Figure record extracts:
★ ★ ★ ★

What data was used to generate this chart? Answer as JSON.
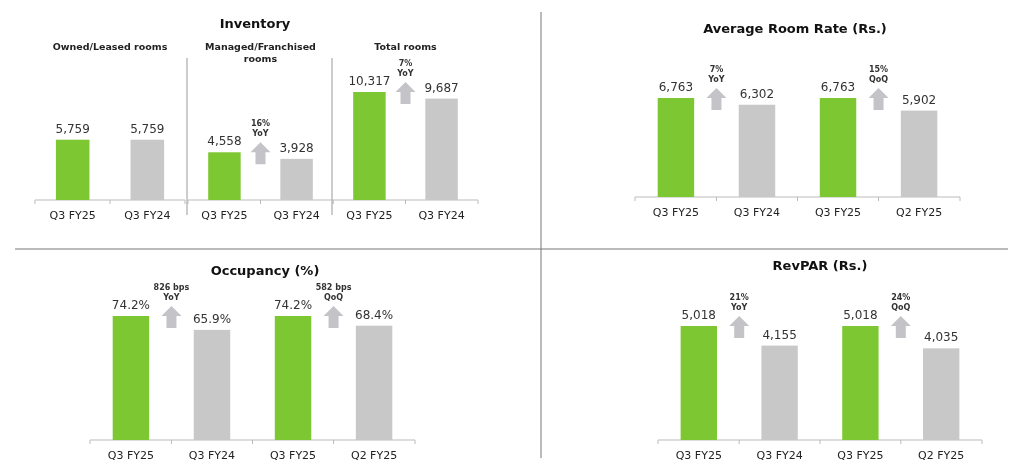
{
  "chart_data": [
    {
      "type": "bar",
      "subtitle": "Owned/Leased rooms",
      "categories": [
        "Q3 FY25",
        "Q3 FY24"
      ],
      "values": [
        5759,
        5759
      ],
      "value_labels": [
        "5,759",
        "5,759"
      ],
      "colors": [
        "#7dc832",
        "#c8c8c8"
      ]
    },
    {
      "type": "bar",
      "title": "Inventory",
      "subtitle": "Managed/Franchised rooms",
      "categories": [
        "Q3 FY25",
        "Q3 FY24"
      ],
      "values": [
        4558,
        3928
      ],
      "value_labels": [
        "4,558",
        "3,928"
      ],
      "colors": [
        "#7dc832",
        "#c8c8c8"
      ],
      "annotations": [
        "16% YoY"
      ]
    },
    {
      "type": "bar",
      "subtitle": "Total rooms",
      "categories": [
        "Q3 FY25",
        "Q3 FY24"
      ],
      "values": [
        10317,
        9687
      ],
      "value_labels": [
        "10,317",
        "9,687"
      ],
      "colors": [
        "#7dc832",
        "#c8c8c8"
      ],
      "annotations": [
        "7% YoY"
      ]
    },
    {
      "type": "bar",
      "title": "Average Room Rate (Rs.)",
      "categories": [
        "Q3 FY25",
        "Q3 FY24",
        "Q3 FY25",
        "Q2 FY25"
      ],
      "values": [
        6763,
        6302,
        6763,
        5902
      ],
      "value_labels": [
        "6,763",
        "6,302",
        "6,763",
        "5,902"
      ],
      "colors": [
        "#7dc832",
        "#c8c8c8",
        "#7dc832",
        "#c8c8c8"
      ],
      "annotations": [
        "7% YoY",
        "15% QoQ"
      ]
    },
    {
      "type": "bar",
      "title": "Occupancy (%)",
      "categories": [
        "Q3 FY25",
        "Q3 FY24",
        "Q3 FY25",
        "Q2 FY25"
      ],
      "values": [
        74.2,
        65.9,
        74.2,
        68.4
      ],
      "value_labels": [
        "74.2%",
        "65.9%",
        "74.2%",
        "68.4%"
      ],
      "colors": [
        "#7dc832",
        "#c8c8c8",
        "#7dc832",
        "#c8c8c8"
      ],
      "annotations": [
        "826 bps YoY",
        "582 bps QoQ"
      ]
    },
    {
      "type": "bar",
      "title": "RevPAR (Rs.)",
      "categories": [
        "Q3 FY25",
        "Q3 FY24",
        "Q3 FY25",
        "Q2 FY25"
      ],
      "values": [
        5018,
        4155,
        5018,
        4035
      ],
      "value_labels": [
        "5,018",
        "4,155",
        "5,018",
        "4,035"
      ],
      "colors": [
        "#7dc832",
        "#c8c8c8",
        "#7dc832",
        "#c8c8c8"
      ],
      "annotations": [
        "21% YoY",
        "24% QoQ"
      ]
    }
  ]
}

★ ★ ★ ★

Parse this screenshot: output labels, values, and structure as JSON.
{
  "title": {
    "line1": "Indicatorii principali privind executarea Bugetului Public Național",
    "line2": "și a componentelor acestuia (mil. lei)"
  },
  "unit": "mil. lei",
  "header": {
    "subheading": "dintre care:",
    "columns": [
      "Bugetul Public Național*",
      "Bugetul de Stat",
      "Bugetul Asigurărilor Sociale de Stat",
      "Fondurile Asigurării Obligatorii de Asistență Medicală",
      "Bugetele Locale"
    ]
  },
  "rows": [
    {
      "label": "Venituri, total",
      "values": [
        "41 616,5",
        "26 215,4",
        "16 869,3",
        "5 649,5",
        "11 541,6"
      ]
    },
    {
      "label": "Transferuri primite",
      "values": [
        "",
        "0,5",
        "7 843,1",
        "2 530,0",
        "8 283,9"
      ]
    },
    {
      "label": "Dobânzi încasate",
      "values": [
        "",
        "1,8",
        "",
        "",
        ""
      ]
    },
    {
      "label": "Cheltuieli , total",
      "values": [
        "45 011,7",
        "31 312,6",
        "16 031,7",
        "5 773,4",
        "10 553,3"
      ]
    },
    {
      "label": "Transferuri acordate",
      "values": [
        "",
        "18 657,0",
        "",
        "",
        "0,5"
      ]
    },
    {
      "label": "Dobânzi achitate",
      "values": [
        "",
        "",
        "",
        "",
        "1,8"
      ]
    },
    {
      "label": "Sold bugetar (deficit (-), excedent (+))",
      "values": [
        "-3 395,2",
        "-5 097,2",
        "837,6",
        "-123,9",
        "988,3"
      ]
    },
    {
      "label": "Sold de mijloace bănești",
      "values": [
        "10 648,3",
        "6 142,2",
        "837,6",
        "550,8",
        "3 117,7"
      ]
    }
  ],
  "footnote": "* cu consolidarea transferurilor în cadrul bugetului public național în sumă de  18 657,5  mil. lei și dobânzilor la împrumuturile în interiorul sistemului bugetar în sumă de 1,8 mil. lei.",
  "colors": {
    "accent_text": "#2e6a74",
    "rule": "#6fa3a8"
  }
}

★ ★ ★ ★

* _WORK TO COMPLETE_:
From the listing above, collect every line that mentions the word "this".

* _COMPLETE OUTPUT_:
What data was used to generate this chart? Answer as JSON.
Parse this screenshot: output labels, values, and structure as JSON.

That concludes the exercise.